### Task brief
Retype nothing but the lines running from the line that contains "Read this page and output its text content." to the last line, both ends included, and skip every image.
-- Records shown start --
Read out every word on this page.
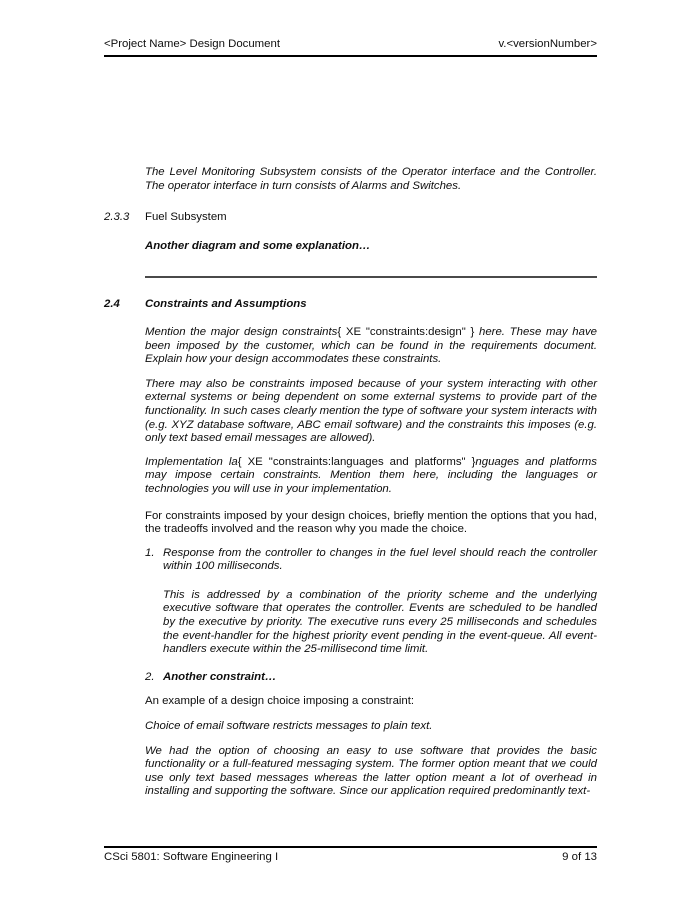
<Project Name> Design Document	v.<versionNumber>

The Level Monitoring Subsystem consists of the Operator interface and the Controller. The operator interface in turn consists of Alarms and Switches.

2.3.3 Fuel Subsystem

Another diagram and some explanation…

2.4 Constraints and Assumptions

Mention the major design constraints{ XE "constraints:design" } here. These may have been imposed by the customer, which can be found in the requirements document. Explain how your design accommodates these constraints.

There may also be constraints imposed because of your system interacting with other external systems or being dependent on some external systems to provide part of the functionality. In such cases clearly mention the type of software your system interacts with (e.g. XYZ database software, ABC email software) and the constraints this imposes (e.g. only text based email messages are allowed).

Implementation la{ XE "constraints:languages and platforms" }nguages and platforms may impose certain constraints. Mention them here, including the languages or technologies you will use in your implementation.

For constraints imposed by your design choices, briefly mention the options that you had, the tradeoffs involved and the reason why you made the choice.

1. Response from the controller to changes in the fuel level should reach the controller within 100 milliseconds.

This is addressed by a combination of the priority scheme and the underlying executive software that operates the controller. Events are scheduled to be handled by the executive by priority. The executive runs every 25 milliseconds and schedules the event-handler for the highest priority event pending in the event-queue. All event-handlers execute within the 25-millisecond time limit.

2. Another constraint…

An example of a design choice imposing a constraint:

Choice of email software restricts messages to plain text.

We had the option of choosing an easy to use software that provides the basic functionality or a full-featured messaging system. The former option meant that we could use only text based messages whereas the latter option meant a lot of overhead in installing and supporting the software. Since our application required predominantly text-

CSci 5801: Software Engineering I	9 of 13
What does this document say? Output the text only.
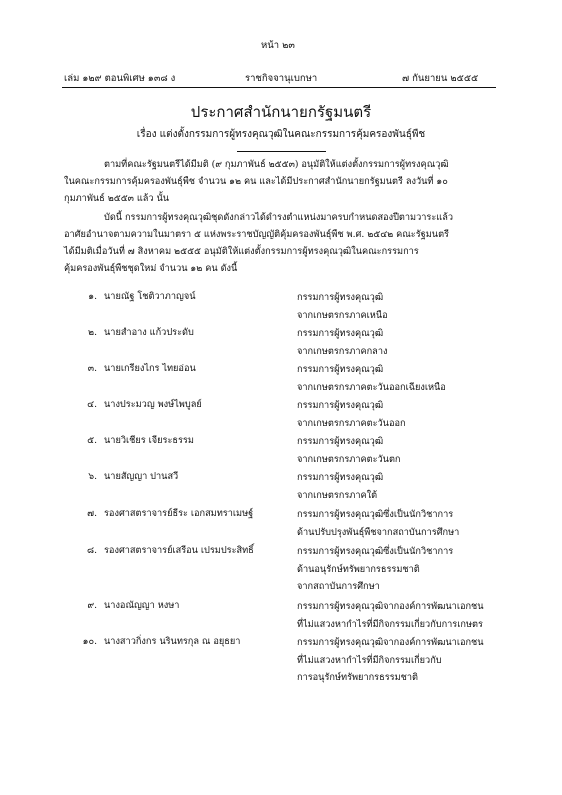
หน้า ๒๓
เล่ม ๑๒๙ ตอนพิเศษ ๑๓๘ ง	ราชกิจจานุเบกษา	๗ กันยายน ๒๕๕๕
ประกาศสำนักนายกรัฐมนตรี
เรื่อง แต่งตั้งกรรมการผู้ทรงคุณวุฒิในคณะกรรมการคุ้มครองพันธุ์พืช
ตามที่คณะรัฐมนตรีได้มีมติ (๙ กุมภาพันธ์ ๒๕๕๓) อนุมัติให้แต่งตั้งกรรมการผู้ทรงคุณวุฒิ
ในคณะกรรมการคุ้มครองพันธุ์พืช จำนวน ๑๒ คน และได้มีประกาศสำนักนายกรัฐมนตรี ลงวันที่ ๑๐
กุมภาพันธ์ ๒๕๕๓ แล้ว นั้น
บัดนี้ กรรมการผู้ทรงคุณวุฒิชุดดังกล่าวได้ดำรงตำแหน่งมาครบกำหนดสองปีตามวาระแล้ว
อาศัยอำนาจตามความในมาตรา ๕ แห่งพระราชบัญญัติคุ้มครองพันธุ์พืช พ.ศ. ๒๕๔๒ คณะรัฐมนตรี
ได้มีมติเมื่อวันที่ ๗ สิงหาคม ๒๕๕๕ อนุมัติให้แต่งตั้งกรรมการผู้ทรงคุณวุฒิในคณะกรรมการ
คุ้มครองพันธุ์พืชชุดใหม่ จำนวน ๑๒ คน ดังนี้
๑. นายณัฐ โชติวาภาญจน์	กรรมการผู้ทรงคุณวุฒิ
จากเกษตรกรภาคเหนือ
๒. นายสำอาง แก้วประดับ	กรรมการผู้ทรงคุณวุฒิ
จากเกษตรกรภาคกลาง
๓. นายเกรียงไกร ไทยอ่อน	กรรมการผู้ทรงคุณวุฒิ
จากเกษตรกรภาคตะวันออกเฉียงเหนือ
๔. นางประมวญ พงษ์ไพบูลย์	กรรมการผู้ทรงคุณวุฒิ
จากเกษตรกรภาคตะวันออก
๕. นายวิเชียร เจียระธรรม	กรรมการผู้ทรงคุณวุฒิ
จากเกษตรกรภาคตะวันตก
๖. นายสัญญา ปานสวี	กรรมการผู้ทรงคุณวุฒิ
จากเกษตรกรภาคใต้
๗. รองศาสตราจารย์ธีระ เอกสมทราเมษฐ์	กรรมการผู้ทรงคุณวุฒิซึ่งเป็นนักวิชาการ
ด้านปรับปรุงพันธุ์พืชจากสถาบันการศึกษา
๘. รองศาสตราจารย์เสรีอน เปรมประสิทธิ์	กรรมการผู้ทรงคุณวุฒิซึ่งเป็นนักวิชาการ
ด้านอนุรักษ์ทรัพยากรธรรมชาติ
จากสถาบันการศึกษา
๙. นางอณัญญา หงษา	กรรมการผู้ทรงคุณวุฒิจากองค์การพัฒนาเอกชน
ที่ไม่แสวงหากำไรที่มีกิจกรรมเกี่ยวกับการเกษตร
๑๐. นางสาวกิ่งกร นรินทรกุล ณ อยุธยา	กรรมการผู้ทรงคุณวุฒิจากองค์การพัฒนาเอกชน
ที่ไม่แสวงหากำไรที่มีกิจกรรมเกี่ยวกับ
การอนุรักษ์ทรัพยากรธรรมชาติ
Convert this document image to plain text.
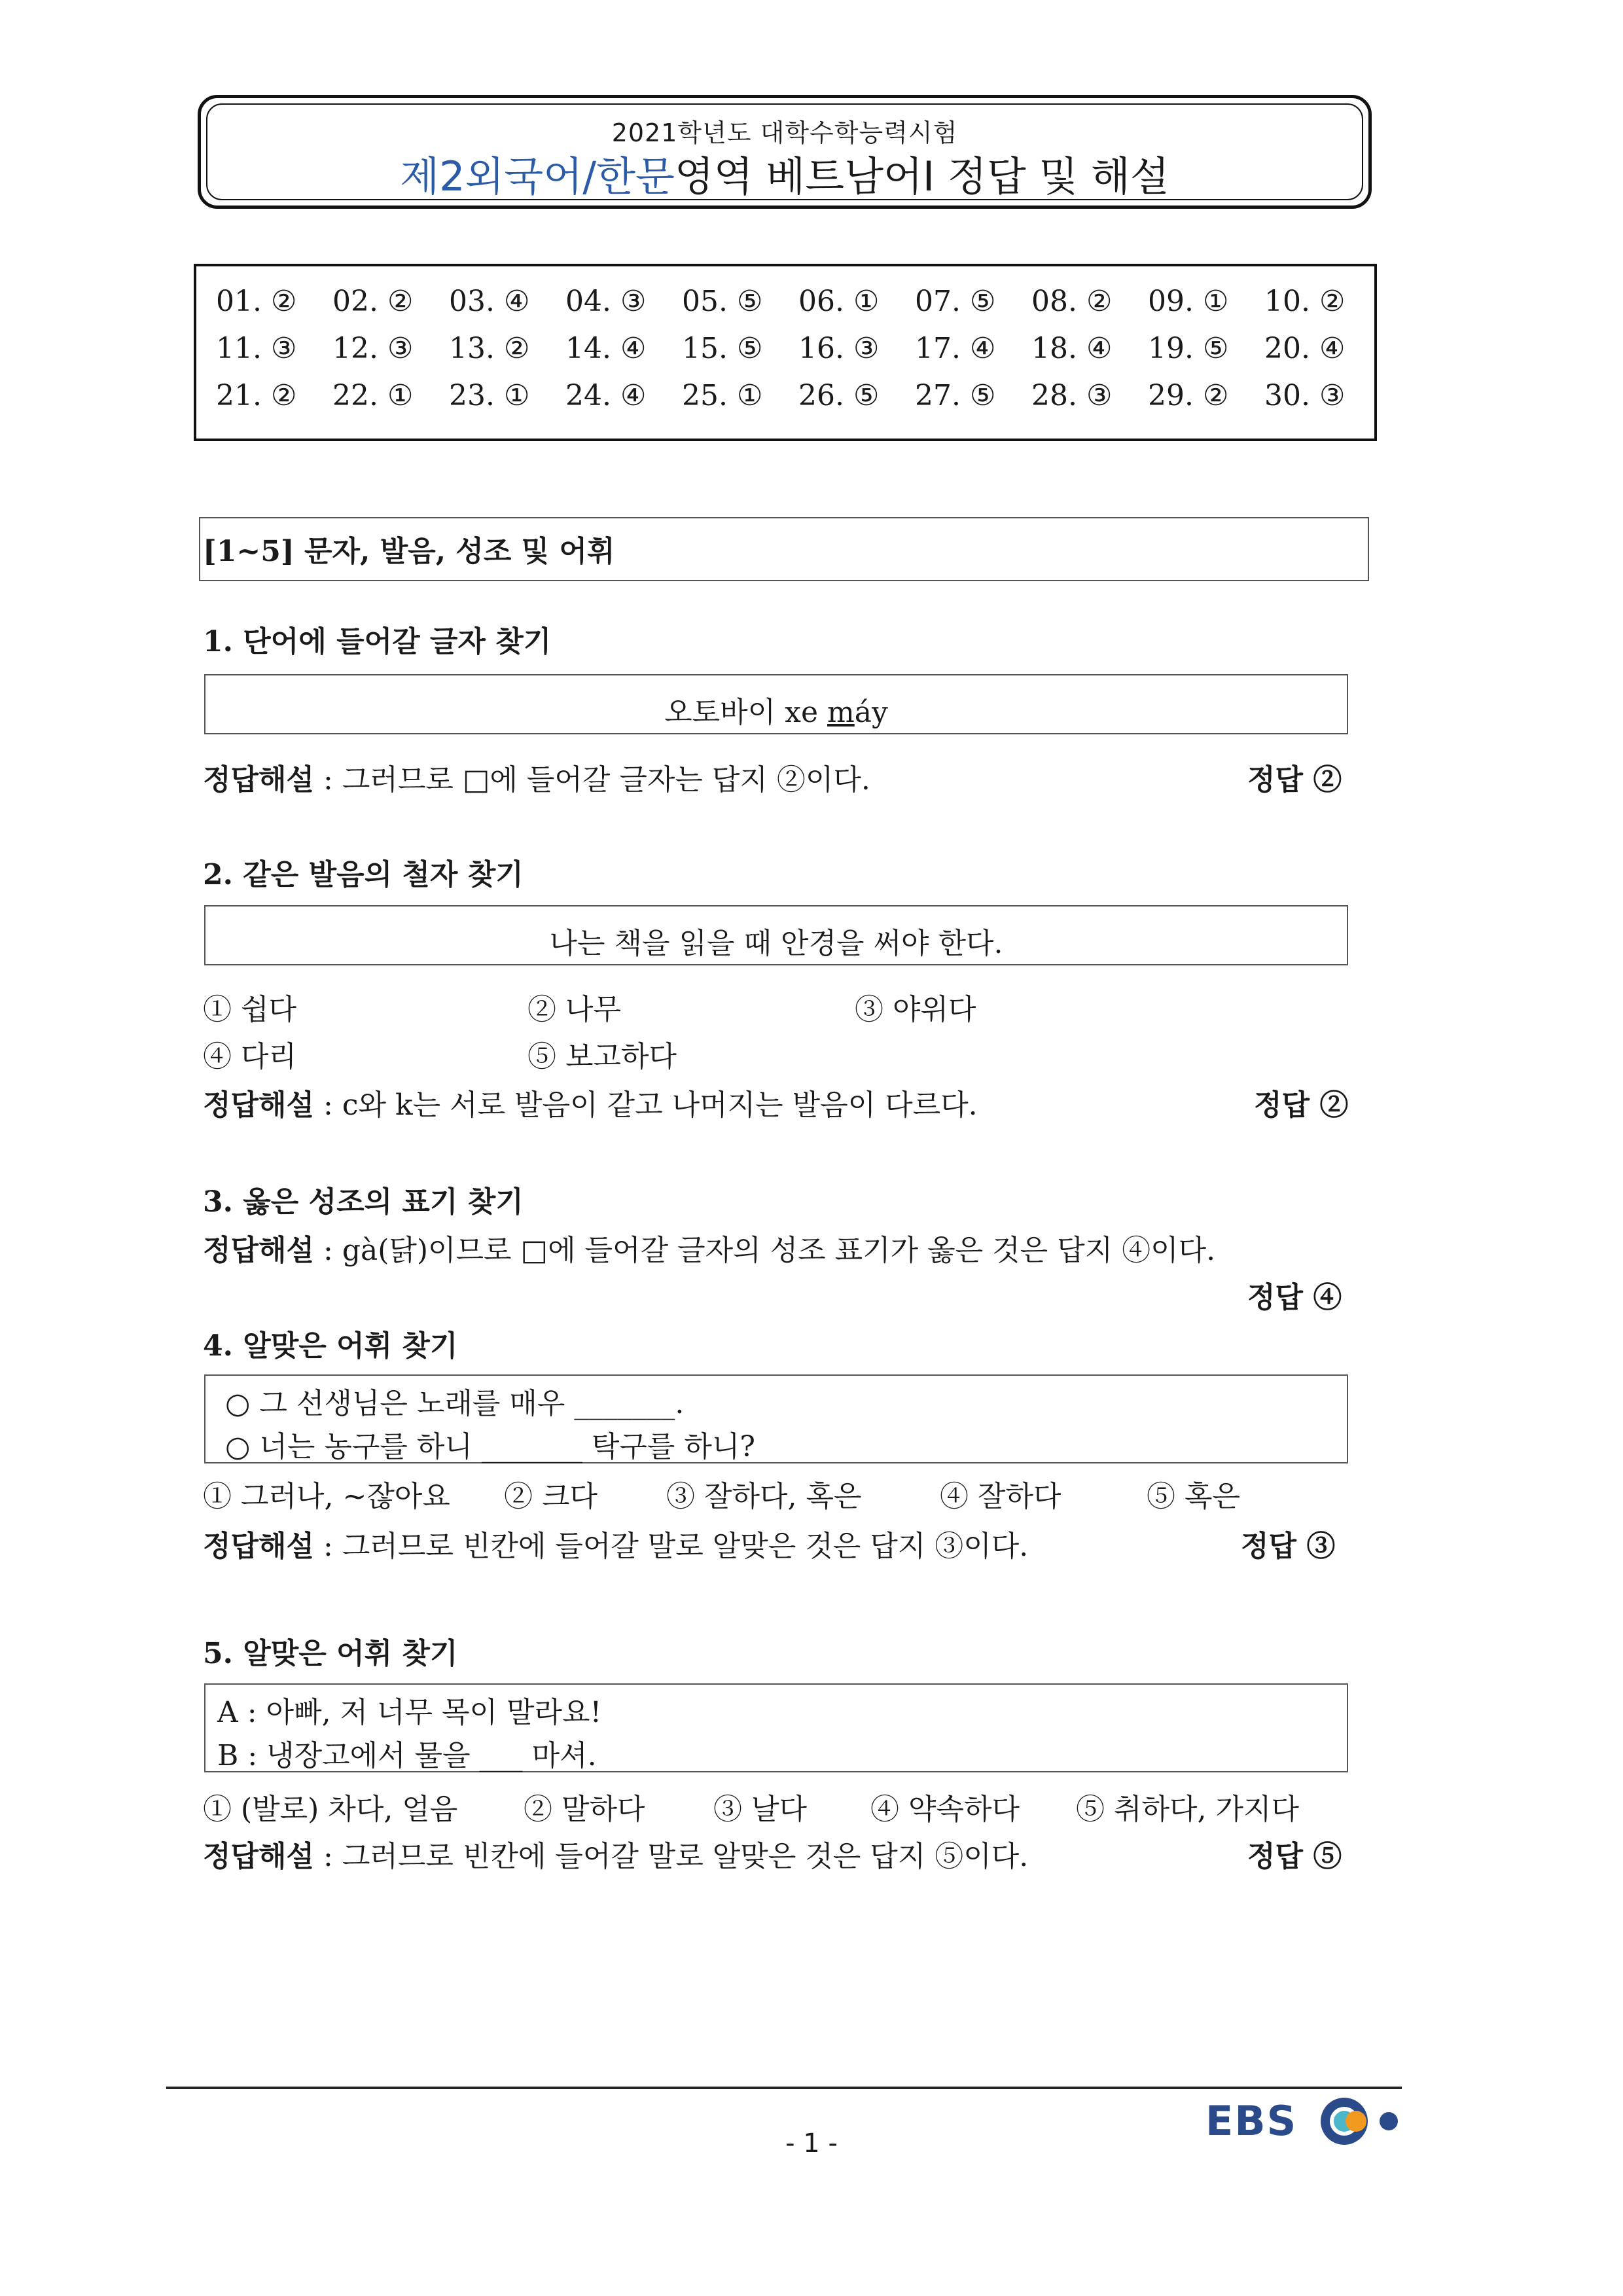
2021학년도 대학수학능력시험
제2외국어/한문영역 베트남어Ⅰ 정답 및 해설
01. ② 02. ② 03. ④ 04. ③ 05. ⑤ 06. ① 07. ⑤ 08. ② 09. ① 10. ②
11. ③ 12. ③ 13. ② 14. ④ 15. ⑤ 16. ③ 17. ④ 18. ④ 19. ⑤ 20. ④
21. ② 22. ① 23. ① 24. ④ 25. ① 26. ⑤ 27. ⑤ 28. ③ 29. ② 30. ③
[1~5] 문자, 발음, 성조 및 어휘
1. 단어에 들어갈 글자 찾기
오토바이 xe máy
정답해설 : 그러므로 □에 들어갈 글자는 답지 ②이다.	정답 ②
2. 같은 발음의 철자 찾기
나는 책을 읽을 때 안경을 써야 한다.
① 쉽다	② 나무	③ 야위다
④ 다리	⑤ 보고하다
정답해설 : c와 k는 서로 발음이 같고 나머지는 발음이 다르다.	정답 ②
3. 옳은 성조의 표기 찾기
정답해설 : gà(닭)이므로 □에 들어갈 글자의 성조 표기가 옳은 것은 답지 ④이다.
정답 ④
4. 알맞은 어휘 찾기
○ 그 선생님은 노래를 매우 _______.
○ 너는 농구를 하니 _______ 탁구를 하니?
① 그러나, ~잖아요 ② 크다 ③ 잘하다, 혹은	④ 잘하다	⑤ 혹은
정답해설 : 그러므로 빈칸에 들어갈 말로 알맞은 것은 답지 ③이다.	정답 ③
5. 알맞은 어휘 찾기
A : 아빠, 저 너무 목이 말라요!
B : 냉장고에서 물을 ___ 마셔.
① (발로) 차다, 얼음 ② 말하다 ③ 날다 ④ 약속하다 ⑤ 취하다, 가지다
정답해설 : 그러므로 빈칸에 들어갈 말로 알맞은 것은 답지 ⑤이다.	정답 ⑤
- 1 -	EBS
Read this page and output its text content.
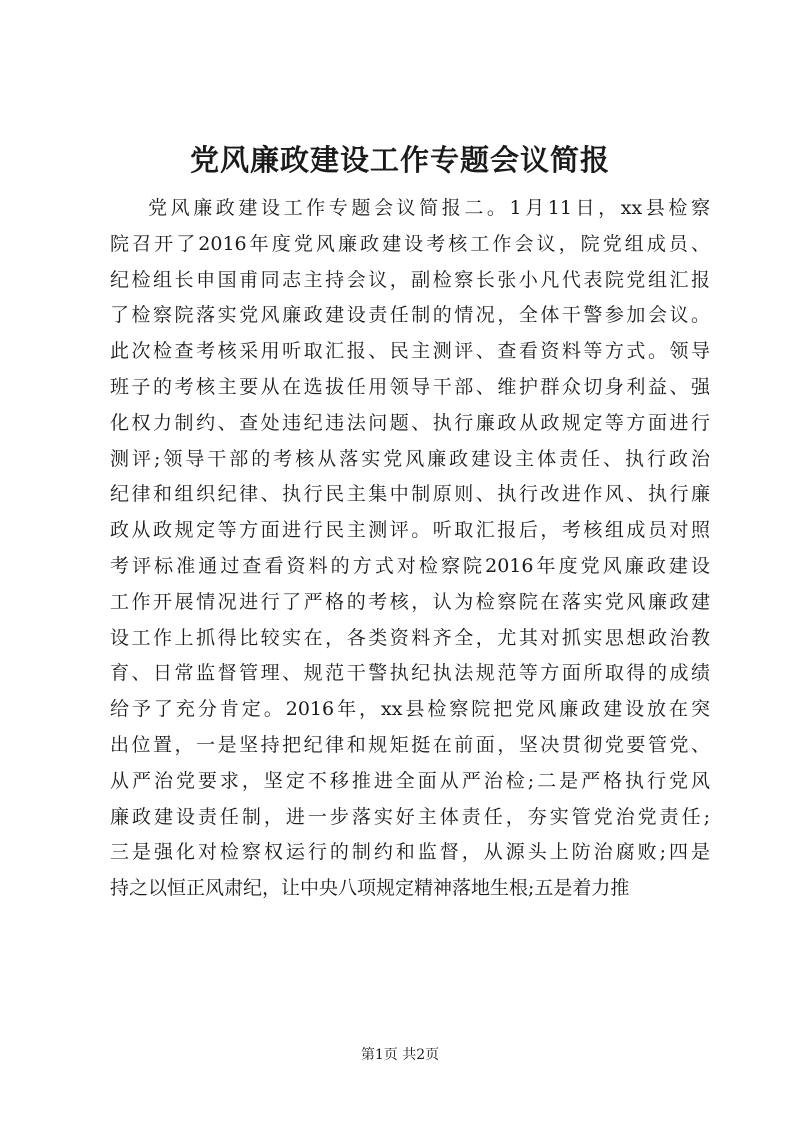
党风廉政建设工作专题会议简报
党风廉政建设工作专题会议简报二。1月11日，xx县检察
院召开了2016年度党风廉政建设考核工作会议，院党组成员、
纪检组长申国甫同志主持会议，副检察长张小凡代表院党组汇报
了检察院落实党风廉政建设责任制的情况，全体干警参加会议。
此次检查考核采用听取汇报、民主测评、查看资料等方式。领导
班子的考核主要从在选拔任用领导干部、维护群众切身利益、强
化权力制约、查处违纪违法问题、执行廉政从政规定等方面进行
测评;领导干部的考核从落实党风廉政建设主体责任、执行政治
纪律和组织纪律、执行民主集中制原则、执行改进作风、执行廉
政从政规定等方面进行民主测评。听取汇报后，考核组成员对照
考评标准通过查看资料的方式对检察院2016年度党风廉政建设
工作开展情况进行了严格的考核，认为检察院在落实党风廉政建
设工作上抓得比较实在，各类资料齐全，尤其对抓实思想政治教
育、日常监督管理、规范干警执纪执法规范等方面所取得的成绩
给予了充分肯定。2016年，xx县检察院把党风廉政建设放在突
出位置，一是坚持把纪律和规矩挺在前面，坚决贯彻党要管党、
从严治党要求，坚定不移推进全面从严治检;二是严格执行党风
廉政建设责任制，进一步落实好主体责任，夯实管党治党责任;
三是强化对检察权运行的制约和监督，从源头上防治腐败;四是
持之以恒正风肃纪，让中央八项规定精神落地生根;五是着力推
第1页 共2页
-- Records shown end --
### Output
Read this page and output its text content.
党风廉政建设工作专题会议简报
党风廉政建设工作专题会议简报二。1月11日，xx县检察
院召开了2016年度党风廉政建设考核工作会议，院党组成员、
纪检组长申国甫同志主持会议，副检察长张小凡代表院党组汇报
了检察院落实党风廉政建设责任制的情况，全体干警参加会议。
此次检查考核采用听取汇报、民主测评、查看资料等方式。领导
班子的考核主要从在选拔任用领导干部、维护群众切身利益、强
化权力制约、查处违纪违法问题、执行廉政从政规定等方面进行
测评;领导干部的考核从落实党风廉政建设主体责任、执行政治
纪律和组织纪律、执行民主集中制原则、执行改进作风、执行廉
政从政规定等方面进行民主测评。听取汇报后，考核组成员对照
考评标准通过查看资料的方式对检察院2016年度党风廉政建设
工作开展情况进行了严格的考核，认为检察院在落实党风廉政建
设工作上抓得比较实在，各类资料齐全，尤其对抓实思想政治教
育、日常监督管理、规范干警执纪执法规范等方面所取得的成绩
给予了充分肯定。2016年，xx县检察院把党风廉政建设放在突
出位置，一是坚持把纪律和规矩挺在前面，坚决贯彻党要管党、
从严治党要求，坚定不移推进全面从严治检;二是严格执行党风
廉政建设责任制，进一步落实好主体责任，夯实管党治党责任;
三是强化对检察权运行的制约和监督，从源头上防治腐败;四是
持之以恒正风肃纪，让中央八项规定精神落地生根;五是着力推
第1页 共2页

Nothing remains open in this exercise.